◆ THE EXERCISE ◆
Each entry below should be reproduced character for character.

(Dataset excerpts)
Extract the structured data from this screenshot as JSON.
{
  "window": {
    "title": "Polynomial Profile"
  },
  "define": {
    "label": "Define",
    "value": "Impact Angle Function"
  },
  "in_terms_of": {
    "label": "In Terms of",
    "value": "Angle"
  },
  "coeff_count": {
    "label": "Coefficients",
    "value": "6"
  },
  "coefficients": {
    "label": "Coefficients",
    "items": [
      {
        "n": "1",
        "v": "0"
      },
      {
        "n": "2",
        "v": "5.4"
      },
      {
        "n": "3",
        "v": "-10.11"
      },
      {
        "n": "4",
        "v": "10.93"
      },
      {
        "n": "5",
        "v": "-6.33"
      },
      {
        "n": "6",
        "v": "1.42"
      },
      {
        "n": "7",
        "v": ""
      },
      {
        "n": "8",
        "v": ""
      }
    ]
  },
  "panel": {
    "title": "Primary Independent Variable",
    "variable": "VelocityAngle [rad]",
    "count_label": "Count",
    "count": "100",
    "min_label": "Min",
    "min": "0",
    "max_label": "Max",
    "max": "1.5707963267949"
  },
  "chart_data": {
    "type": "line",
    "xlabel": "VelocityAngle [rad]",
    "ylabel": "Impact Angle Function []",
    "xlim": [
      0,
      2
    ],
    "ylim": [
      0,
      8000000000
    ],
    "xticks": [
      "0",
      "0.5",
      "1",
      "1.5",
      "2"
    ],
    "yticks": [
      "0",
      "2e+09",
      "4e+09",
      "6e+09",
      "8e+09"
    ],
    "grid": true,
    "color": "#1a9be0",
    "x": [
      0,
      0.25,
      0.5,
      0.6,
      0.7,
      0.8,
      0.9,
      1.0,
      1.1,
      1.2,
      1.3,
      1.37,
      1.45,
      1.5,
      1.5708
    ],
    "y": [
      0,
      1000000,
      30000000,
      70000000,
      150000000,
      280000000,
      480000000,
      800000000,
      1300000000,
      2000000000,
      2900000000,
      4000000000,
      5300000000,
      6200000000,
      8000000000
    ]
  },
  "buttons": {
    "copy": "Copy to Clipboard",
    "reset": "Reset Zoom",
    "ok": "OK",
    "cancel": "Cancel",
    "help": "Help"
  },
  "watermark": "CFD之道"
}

◆ RESULT ◆
Extract the structured data from this screenshot as JSON.
{
  "window": {
    "title": "Polynomial Profile"
  },
  "define": {
    "label": "Define",
    "value": "Impact Angle Function"
  },
  "in_terms_of": {
    "label": "In Terms of",
    "value": "Angle"
  },
  "coeff_count": {
    "label": "Coefficients",
    "value": "6"
  },
  "coefficients": {
    "label": "Coefficients",
    "items": [
      {
        "n": "1",
        "v": "0"
      },
      {
        "n": "2",
        "v": "5.4"
      },
      {
        "n": "3",
        "v": "-10.11"
      },
      {
        "n": "4",
        "v": "10.93"
      },
      {
        "n": "5",
        "v": "-6.33"
      },
      {
        "n": "6",
        "v": "1.42"
      },
      {
        "n": "7",
        "v": ""
      },
      {
        "n": "8",
        "v": ""
      }
    ]
  },
  "panel": {
    "title": "Primary Independent Variable",
    "variable": "VelocityAngle [rad]",
    "count_label": "Count",
    "count": "100",
    "min_label": "Min",
    "min": "0",
    "max_label": "Max",
    "max": "1.5707963267949"
  },
  "chart_data": {
    "type": "line",
    "xlabel": "VelocityAngle [rad]",
    "ylabel": "Impact Angle Function []",
    "xlim": [
      0,
      2
    ],
    "ylim": [
      0,
      8000000000
    ],
    "xticks": [
      "0",
      "0.5",
      "1",
      "1.5",
      "2"
    ],
    "yticks": [
      "0",
      "2e+09",
      "4e+09",
      "6e+09",
      "8e+09"
    ],
    "grid": true,
    "color": "#1a9be0",
    "x": [
      0,
      0.25,
      0.5,
      0.6,
      0.7,
      0.8,
      0.9,
      1.0,
      1.1,
      1.2,
      1.3,
      1.37,
      1.45,
      1.5,
      1.5708
    ],
    "y": [
      0,
      1000000,
      30000000,
      70000000,
      150000000,
      280000000,
      480000000,
      800000000,
      1300000000,
      2000000000,
      2900000000,
      4000000000,
      5300000000,
      6200000000,
      8000000000
    ]
  },
  "buttons": {
    "copy": "Copy to Clipboard",
    "reset": "Reset Zoom",
    "ok": "OK",
    "cancel": "Cancel",
    "help": "Help"
  },
  "watermark": "CFD之道"
}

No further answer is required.